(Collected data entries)
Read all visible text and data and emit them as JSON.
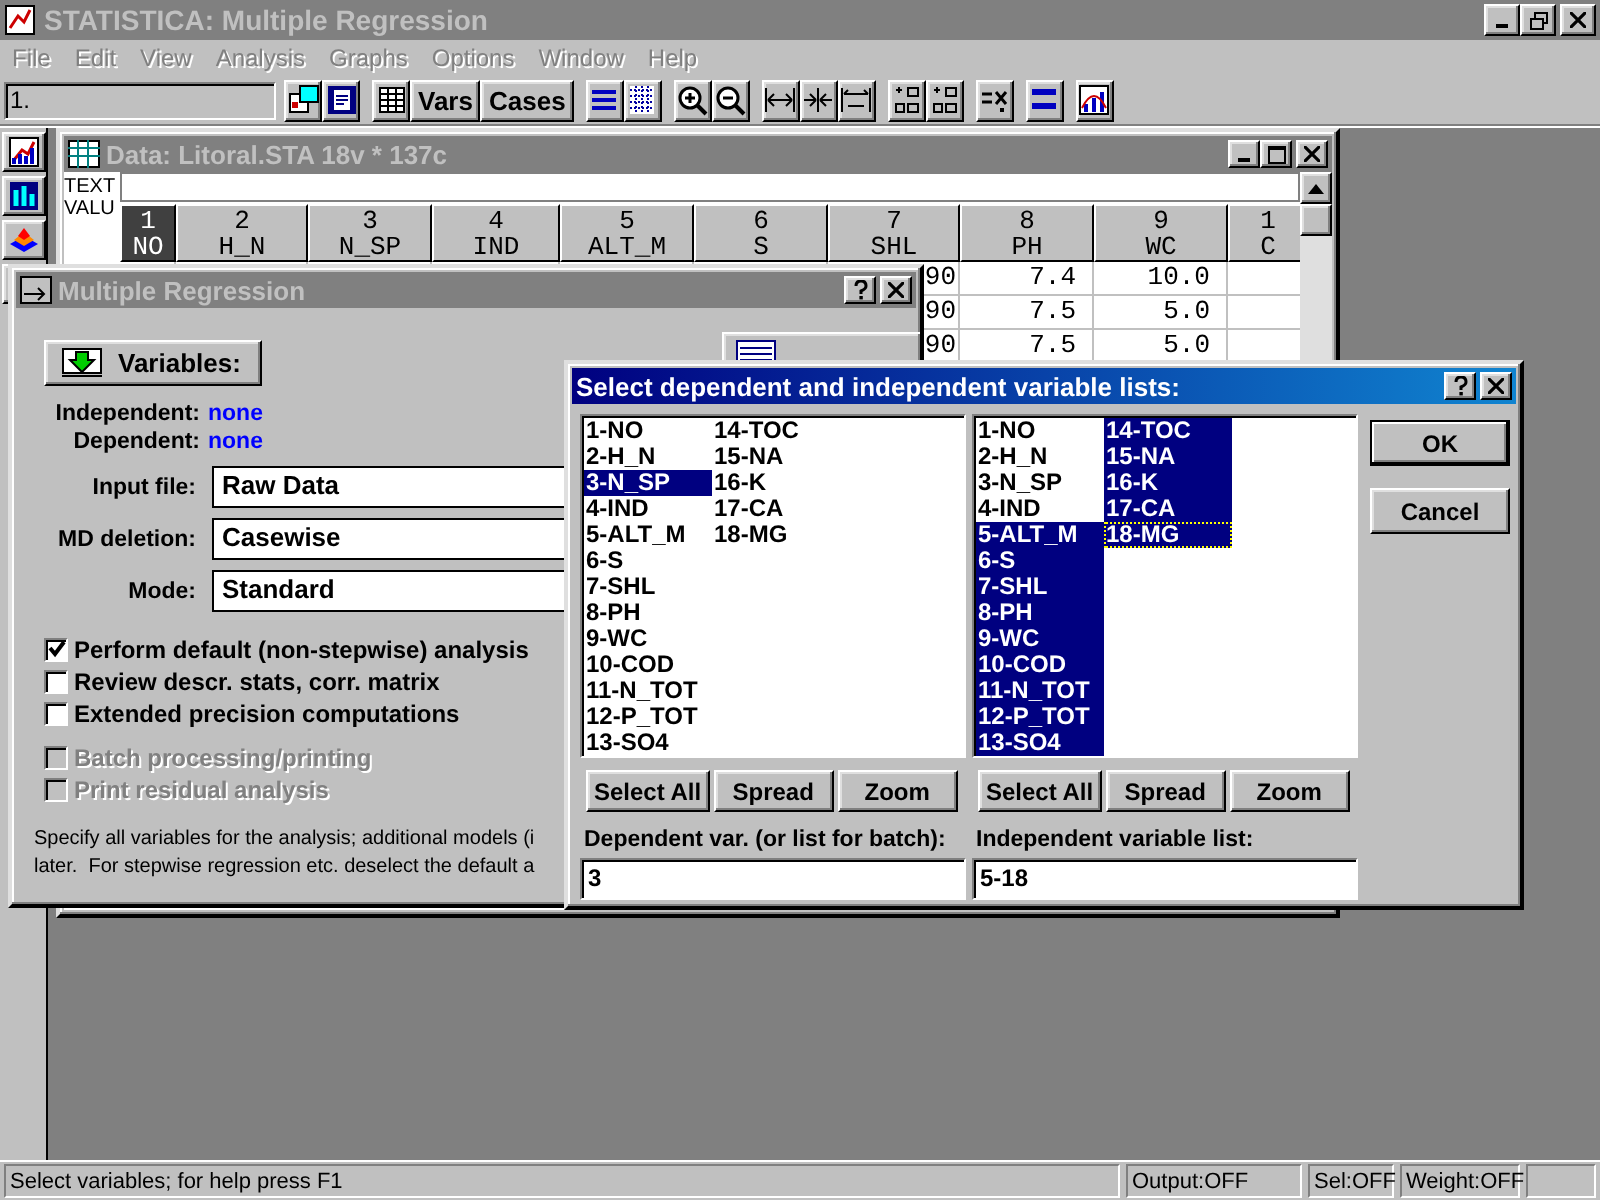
{
  "app_window": {
    "title": "STATISTICA: Multiple Regression"
  },
  "menu": [
    {
      "label": "File",
      "disabled": true
    },
    {
      "label": "Edit",
      "disabled": true
    },
    {
      "label": "View",
      "disabled": true
    },
    {
      "label": "Analysis",
      "disabled": true
    },
    {
      "label": "Graphs",
      "disabled": true
    },
    {
      "label": "Options",
      "disabled": true
    },
    {
      "label": "Window",
      "disabled": true
    },
    {
      "label": "Help",
      "disabled": true
    }
  ],
  "toolbar": {
    "cell_field": "1.",
    "text_buttons": [
      "Vars",
      "Cases"
    ]
  },
  "data_window": {
    "title": "Data: Litoral.STA 18v * 137c",
    "corner_label": [
      "TEXT",
      "VALU"
    ],
    "columns": [
      {
        "number": "1",
        "name": "NO",
        "selected": true
      },
      {
        "number": "2",
        "name": "H_N",
        "selected": false
      },
      {
        "number": "3",
        "name": "N_SP",
        "selected": false
      },
      {
        "number": "4",
        "name": "IND",
        "selected": false
      },
      {
        "number": "5",
        "name": "ALT_M",
        "selected": false
      },
      {
        "number": "6",
        "name": "S",
        "selected": false
      },
      {
        "number": "7",
        "name": "SHL",
        "selected": false
      },
      {
        "number": "8",
        "name": "PH",
        "selected": false
      },
      {
        "number": "9",
        "name": "WC",
        "selected": false
      },
      {
        "number": "1",
        "name": "C",
        "selected": false
      }
    ],
    "rows": [
      {
        "cells": [
          "90",
          "7.4",
          "10.0"
        ]
      },
      {
        "cells": [
          "90",
          "7.5",
          "5.0"
        ]
      },
      {
        "cells": [
          "90",
          "7.5",
          "5.0"
        ]
      }
    ]
  },
  "regression_dialog": {
    "title": "Multiple Regression",
    "variables_button": "Variables:",
    "assignments": [
      {
        "label": "Independent:",
        "value": "none"
      },
      {
        "label": "Dependent:",
        "value": "none"
      }
    ],
    "fields": [
      {
        "label": "Input file:",
        "value": "Raw Data"
      },
      {
        "label": "MD deletion:",
        "value": "Casewise"
      },
      {
        "label": "Mode:",
        "value": "Standard"
      }
    ],
    "options": [
      {
        "label": "Perform default (non-stepwise) analysis",
        "checked": true,
        "disabled": false
      },
      {
        "label": "Review descr. stats, corr. matrix",
        "checked": false,
        "disabled": false
      },
      {
        "label": "Extended precision computations",
        "checked": false,
        "disabled": false
      },
      {
        "label": "Batch processing/printing",
        "checked": false,
        "disabled": true
      },
      {
        "label": "Print residual analysis",
        "checked": false,
        "disabled": true
      }
    ],
    "hint": [
      "Specify all variables for the analysis; additional models (i",
      "later.  For stepwise regression etc. deselect the default a"
    ]
  },
  "select_dialog": {
    "title": "Select dependent and independent variable lists:",
    "lists": [
      {
        "items": [
          {
            "label": "1-NO",
            "selected": false
          },
          {
            "label": "2-H_N",
            "selected": false
          },
          {
            "label": "3-N_SP",
            "selected": true
          },
          {
            "label": "4-IND",
            "selected": false
          },
          {
            "label": "5-ALT_M",
            "selected": false
          },
          {
            "label": "6-S",
            "selected": false
          },
          {
            "label": "7-SHL",
            "selected": false
          },
          {
            "label": "8-PH",
            "selected": false
          },
          {
            "label": "9-WC",
            "selected": false
          },
          {
            "label": "10-COD",
            "selected": false
          },
          {
            "label": "11-N_TOT",
            "selected": false
          },
          {
            "label": "12-P_TOT",
            "selected": false
          },
          {
            "label": "13-SO4",
            "selected": false
          },
          {
            "label": "14-TOC",
            "selected": false
          },
          {
            "label": "15-NA",
            "selected": false
          },
          {
            "label": "16-K",
            "selected": false
          },
          {
            "label": "17-CA",
            "selected": false
          },
          {
            "label": "18-MG",
            "selected": false
          }
        ],
        "buttons": [
          "Select All",
          "Spread",
          "Zoom"
        ],
        "field_label": "Dependent var. (or list for batch):",
        "field_value": "3"
      },
      {
        "items": [
          {
            "label": "1-NO",
            "selected": false
          },
          {
            "label": "2-H_N",
            "selected": false
          },
          {
            "label": "3-N_SP",
            "selected": false
          },
          {
            "label": "4-IND",
            "selected": false
          },
          {
            "label": "5-ALT_M",
            "selected": true
          },
          {
            "label": "6-S",
            "selected": true
          },
          {
            "label": "7-SHL",
            "selected": true
          },
          {
            "label": "8-PH",
            "selected": true
          },
          {
            "label": "9-WC",
            "selected": true
          },
          {
            "label": "10-COD",
            "selected": true
          },
          {
            "label": "11-N_TOT",
            "selected": true
          },
          {
            "label": "12-P_TOT",
            "selected": true
          },
          {
            "label": "13-SO4",
            "selected": true
          },
          {
            "label": "14-TOC",
            "selected": true
          },
          {
            "label": "15-NA",
            "selected": true
          },
          {
            "label": "16-K",
            "selected": true
          },
          {
            "label": "17-CA",
            "selected": true
          },
          {
            "label": "18-MG",
            "selected": true,
            "focused": true
          }
        ],
        "buttons": [
          "Select All",
          "Spread",
          "Zoom"
        ],
        "field_label": "Independent variable list:",
        "field_value": "5-18"
      }
    ],
    "buttons": [
      "OK",
      "Cancel"
    ]
  },
  "status_bar": [
    "Select variables; for help press F1",
    "Output:OFF",
    "Sel:OFF",
    "Weight:OFF"
  ]
}
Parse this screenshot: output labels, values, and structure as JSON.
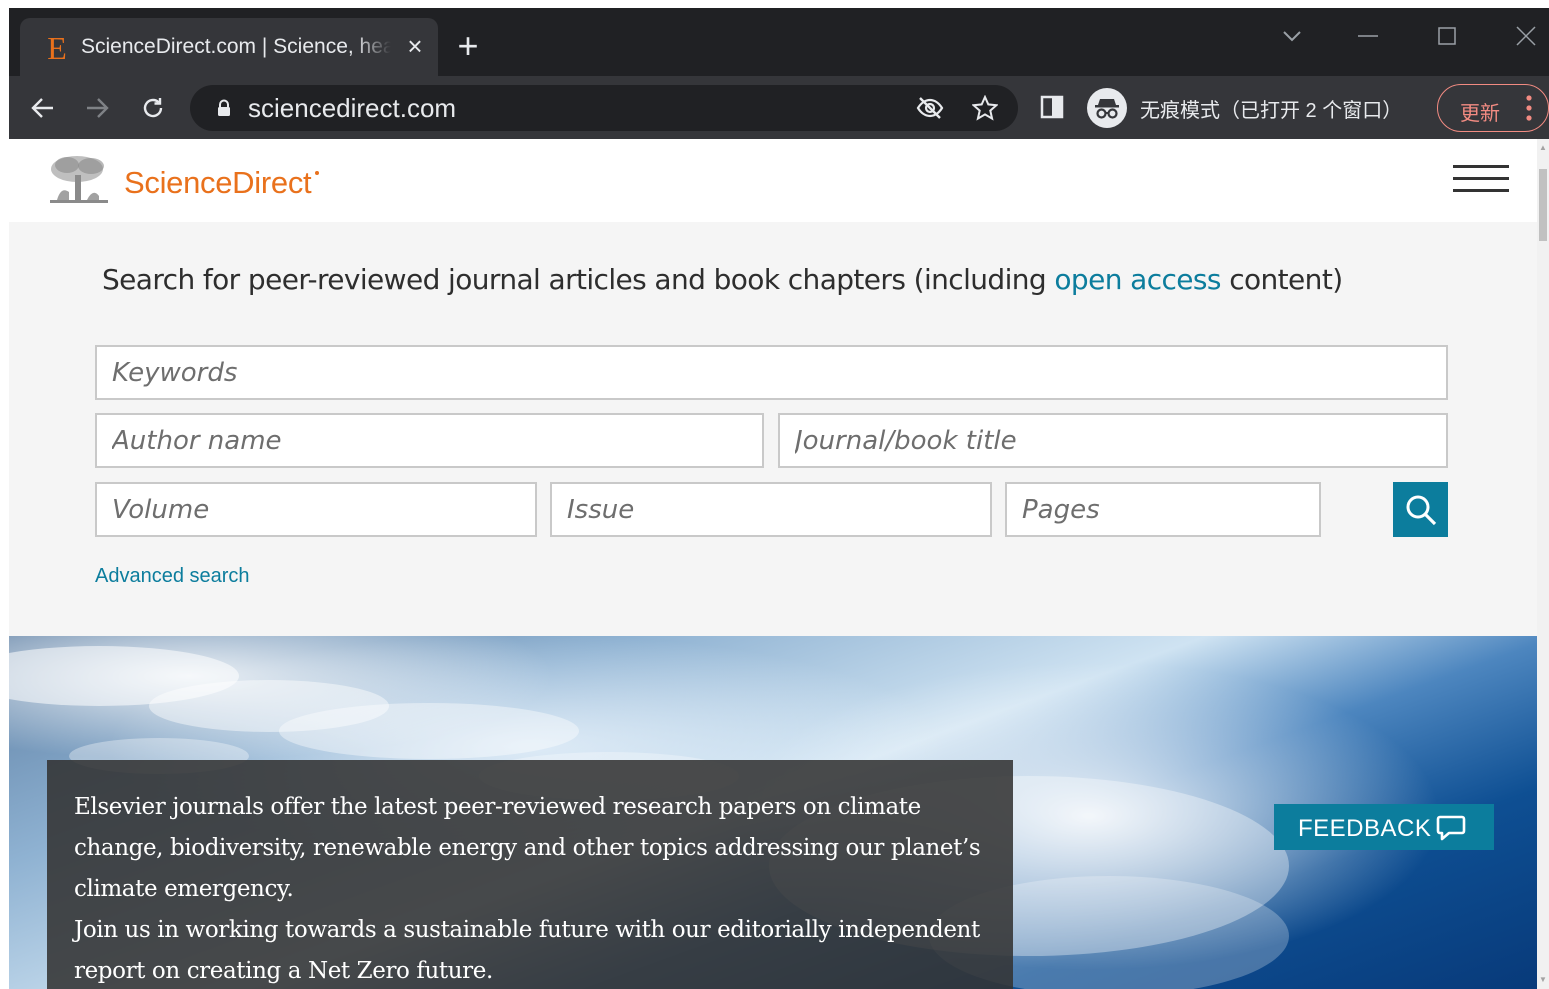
{
  "browser": {
    "tab": {
      "title": "ScienceDirect.com | Science, health and medical journals, full text articles and books.",
      "favicon_letter": "E"
    },
    "toolbar": {
      "url": "sciencedirect.com",
      "incognito_label": "无痕模式（已打开 2 个窗口）",
      "update_label": "更新"
    },
    "colors": {
      "tabstrip": "#202124",
      "toolbar": "#35363a",
      "update_accent": "#f28b82"
    }
  },
  "site": {
    "logo_text": "ScienceDirect",
    "colors": {
      "brand_orange": "#e9711c",
      "accent_blue": "#0c7d9d"
    }
  },
  "search": {
    "heading_prefix": "Search for peer-reviewed journal articles and book chapters (including ",
    "heading_link": "open access",
    "heading_suffix": " content)",
    "keywords_placeholder": "Keywords",
    "author_placeholder": "Author name",
    "journal_placeholder": "Journal/book title",
    "volume_placeholder": "Volume",
    "issue_placeholder": "Issue",
    "pages_placeholder": "Pages",
    "advanced_link": "Advanced search"
  },
  "banner": {
    "line1": "Elsevier journals offer the latest peer-reviewed research papers on climate change, biodiversity, renewable energy and other topics addressing our planet’s climate emergency.",
    "line2": "Join us in working towards a sustainable future with our editorially independent report on creating a Net Zero future."
  },
  "feedback": {
    "label": "FEEDBACK"
  }
}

| JOB |
Leaving out every picture, extract verbatim the lines from the one containing "Parse this screenshot: output" through the last line of the listing, inclusive.

| CORRECT RESPONSE |
Parse this screenshot: output labels, values, and structure as JSON.
{
  "browser": {
    "tab": {
      "title": "ScienceDirect.com | Science, health and medical journals, full text articles and books.",
      "favicon_letter": "E"
    },
    "toolbar": {
      "url": "sciencedirect.com",
      "incognito_label": "无痕模式（已打开 2 个窗口）",
      "update_label": "更新"
    },
    "colors": {
      "tabstrip": "#202124",
      "toolbar": "#35363a",
      "update_accent": "#f28b82"
    }
  },
  "site": {
    "logo_text": "ScienceDirect",
    "colors": {
      "brand_orange": "#e9711c",
      "accent_blue": "#0c7d9d"
    }
  },
  "search": {
    "heading_prefix": "Search for peer-reviewed journal articles and book chapters (including ",
    "heading_link": "open access",
    "heading_suffix": " content)",
    "keywords_placeholder": "Keywords",
    "author_placeholder": "Author name",
    "journal_placeholder": "Journal/book title",
    "volume_placeholder": "Volume",
    "issue_placeholder": "Issue",
    "pages_placeholder": "Pages",
    "advanced_link": "Advanced search"
  },
  "banner": {
    "line1": "Elsevier journals offer the latest peer-reviewed research papers on climate change, biodiversity, renewable energy and other topics addressing our planet’s climate emergency.",
    "line2": "Join us in working towards a sustainable future with our editorially independent report on creating a Net Zero future."
  },
  "feedback": {
    "label": "FEEDBACK"
  }
}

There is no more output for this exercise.